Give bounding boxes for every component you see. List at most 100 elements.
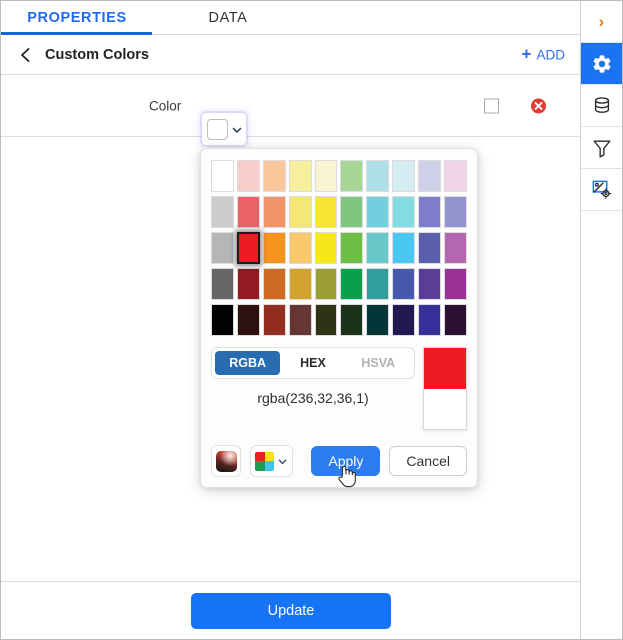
palette-swatch[interactable] [236,304,260,336]
palette-swatch[interactable] [262,232,286,264]
palette-swatch[interactable] [211,304,234,336]
palette-swatch[interactable] [314,160,338,192]
breadcrumb-bar: Custom Colors + ADD [1,35,581,75]
palette-swatch[interactable] [392,268,416,300]
format-tab-hex[interactable]: HEX [280,351,345,375]
palette-swatch[interactable] [236,232,260,264]
palette-swatch[interactable] [314,268,338,300]
palette-swatch[interactable] [262,160,286,192]
add-button[interactable]: + ADD [521,44,565,63]
format-tab-rgba[interactable]: RGBA [215,351,281,375]
palette-swatch[interactable] [288,304,312,336]
gear-icon[interactable] [581,43,622,85]
mini-palette-grid [255,451,275,471]
palette-grid-icon[interactable] [250,445,294,477]
palette-swatch[interactable] [340,196,364,228]
palette-swatch[interactable] [211,268,234,300]
color-value-text: rgba(236,32,36,1) [257,390,369,406]
palette-swatch[interactable] [236,196,260,228]
palette-swatch[interactable] [314,304,338,336]
color-format-tabs: RGBA HEX HSVA [211,347,415,379]
preview-new-color [424,348,466,389]
color-property-row: Color [1,75,581,137]
mini-palette-cell [255,461,265,471]
mini-palette-cell [264,461,275,471]
tab-data-label: DATA [208,9,248,26]
gradient-picker-icon[interactable] [211,445,242,477]
color-row-checkbox[interactable] [484,98,499,113]
palette-swatch[interactable] [392,304,416,336]
palette-swatch[interactable] [340,268,364,300]
palette-swatch[interactable] [314,196,338,228]
right-toolbar: › [580,1,622,639]
palette-swatch[interactable] [444,232,467,264]
palette-swatch[interactable] [236,160,260,192]
add-button-label: ADD [536,47,565,62]
palette-swatch[interactable] [444,304,467,336]
palette-swatch[interactable] [418,232,442,264]
palette-swatch[interactable] [288,268,312,300]
palette-swatch[interactable] [444,160,467,192]
apply-button[interactable]: Apply [311,446,381,488]
tab-properties-label: PROPERTIES [27,9,127,26]
gradient-swatch [215,450,237,472]
palette-swatch[interactable] [418,304,442,336]
cancel-button[interactable]: Cancel [389,446,467,476]
palette-swatch[interactable] [392,196,416,228]
tab-data[interactable]: DATA [153,1,303,35]
palette-swatch[interactable] [366,160,390,192]
format-tab-hex-label: HEX [300,356,326,370]
palette-swatch[interactable] [340,232,364,264]
update-button[interactable]: Update [191,592,391,629]
palette-swatch[interactable] [211,196,234,228]
format-and-preview-row: RGBA HEX HSVA rgba(236,32,36,1) [211,347,467,430]
palette-swatch[interactable] [340,304,364,336]
mini-palette-cell [255,451,265,461]
palette-swatch[interactable] [288,232,312,264]
current-color-swatch [207,118,228,140]
palette-swatch[interactable] [340,160,364,192]
palette-swatch[interactable] [418,160,442,192]
format-column: RGBA HEX HSVA rgba(236,32,36,1) [211,347,415,406]
delete-circle-icon[interactable] [530,97,547,114]
expand-chevron-glyph: › [598,11,605,31]
palette-swatch[interactable] [366,268,390,300]
palette-swatch[interactable] [366,196,390,228]
properties-panel: PROPERTIES DATA Custom Colors + ADD Colo… [1,1,581,639]
footer-bar: Update [1,581,581,639]
picker-action-row: Apply Cancel [211,443,467,488]
tab-properties[interactable]: PROPERTIES [1,1,153,35]
palette-swatch[interactable] [444,196,467,228]
mini-palette-cell [264,451,275,461]
color-picker-popup: RGBA HEX HSVA rgba(236,32,36,1) Apply Ca… [200,148,478,488]
palette-swatch[interactable] [366,232,390,264]
image-settings-icon[interactable] [581,169,622,211]
palette-swatch[interactable] [444,268,467,300]
expand-chevron-icon[interactable]: › [581,1,622,43]
color-field-label: Color [149,98,182,113]
palette-swatch[interactable] [236,268,260,300]
plus-icon: + [521,44,532,63]
color-preview [423,347,467,430]
format-tab-hsva-label: HSVA [361,356,396,370]
palette-swatch[interactable] [262,196,286,228]
color-swatch-dropdown[interactable] [202,113,246,145]
palette-swatch[interactable] [211,160,234,192]
palette-swatch[interactable] [262,304,286,336]
database-icon[interactable] [581,85,622,127]
chevron-down-icon [279,458,287,464]
palette-swatch[interactable] [392,160,416,192]
palette-swatch[interactable] [211,232,234,264]
palette-swatch[interactable] [418,268,442,300]
color-palette-grid [211,160,467,336]
palette-swatch[interactable] [392,232,416,264]
filter-funnel-icon[interactable] [581,127,622,169]
palette-swatch[interactable] [288,160,312,192]
chevron-left-icon[interactable] [17,46,35,64]
palette-swatch[interactable] [288,196,312,228]
palette-swatch[interactable] [366,304,390,336]
palette-swatch[interactable] [418,196,442,228]
palette-swatch[interactable] [314,232,338,264]
format-tab-hsva[interactable]: HSVA [346,351,411,375]
palette-swatch[interactable] [262,268,286,300]
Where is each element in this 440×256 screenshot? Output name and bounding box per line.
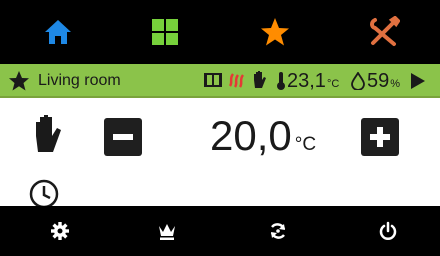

*Your objective*
Render the entries as a JSON list of strings with one string per line, starting at the line containing "palette-swatch[interactable] [236,304,260,336]" and continuing through the line containing "tab-data-label: DATA [208,9,248,26]", both included, and leave out any blank lines.

*Exercise response*
[
  "palette-swatch[interactable] [236,304,260,336]",
  "palette-swatch[interactable] [262,232,286,264]",
  "palette-swatch[interactable] [211,304,234,336]",
  "palette-swatch[interactable] [314,160,338,192]",
  "breadcrumb-bar: Custom Colors + ADD [1,35,581,75]",
  "palette-swatch[interactable] [392,268,416,300]",
  "format-tab-hex[interactable]: HEX [280,351,345,375]",
  "palette-swatch[interactable] [236,232,260,264]",
  "palette-swatch[interactable] [314,268,338,300]",
  "palette-swatch[interactable] [262,160,286,192]",
  "add-button[interactable]: + ADD [521,44,565,63]",
  "format-tab-rgba[interactable]: RGBA [215,351,281,375]",
  "palette-swatch[interactable] [288,304,312,336]",
  "gear-icon[interactable] [581,43,622,85]",
  "mini-palette-grid [255,451,275,471]",
  "palette-grid-icon[interactable] [250,445,294,477]",
  "palette-swatch[interactable] [340,196,364,228]",
  "palette-swatch[interactable] [211,268,234,300]",
  "color-value-text: rgba(236,32,36,1) [257,390,369,406]",
  "palette-swatch[interactable] [236,196,260,228]",
  "palette-swatch[interactable] [314,304,338,336]",
  "color-format-tabs: RGBA HEX HSVA [211,347,415,379]",
  "preview-new-color [424,348,466,389]",
  "color-property-row: Color [1,75,581,137]",
  "mini-palette-cell [255,461,265,471]",
  "mini-palette-cell [264,461,275,471]",
  "tab-data-label: DATA [208,9,248,26]"
]